[Start of ENTRIES SUPPLIED]

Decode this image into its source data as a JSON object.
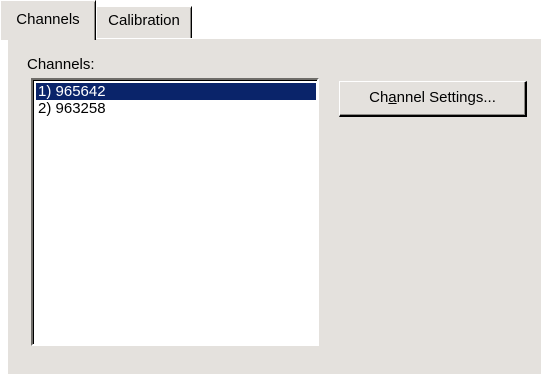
{
  "tabs": [
    {
      "label": "Channels",
      "selected": true
    },
    {
      "label": "Calibration",
      "selected": false
    }
  ],
  "channels_group": {
    "label": "Channels:",
    "items": [
      {
        "label": "1) 965642",
        "selected": true
      },
      {
        "label": "2) 963258",
        "selected": false
      }
    ]
  },
  "channel_settings_button": {
    "label_before": "Ch",
    "mnemonic": "a",
    "label_after": "nnel Settings..."
  },
  "colors": {
    "face": "#e4e1dd",
    "selection": "#0a246a",
    "selection_text": "#ffffff"
  }
}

[End of ENTRIES SUPPLIED]

STATED EXERCISE: Report every line containing the word "selected" from the listing above.

COMPLETE OUTPUT:
      "selected": true
      "selected": false
        "selected": true
        "selected": false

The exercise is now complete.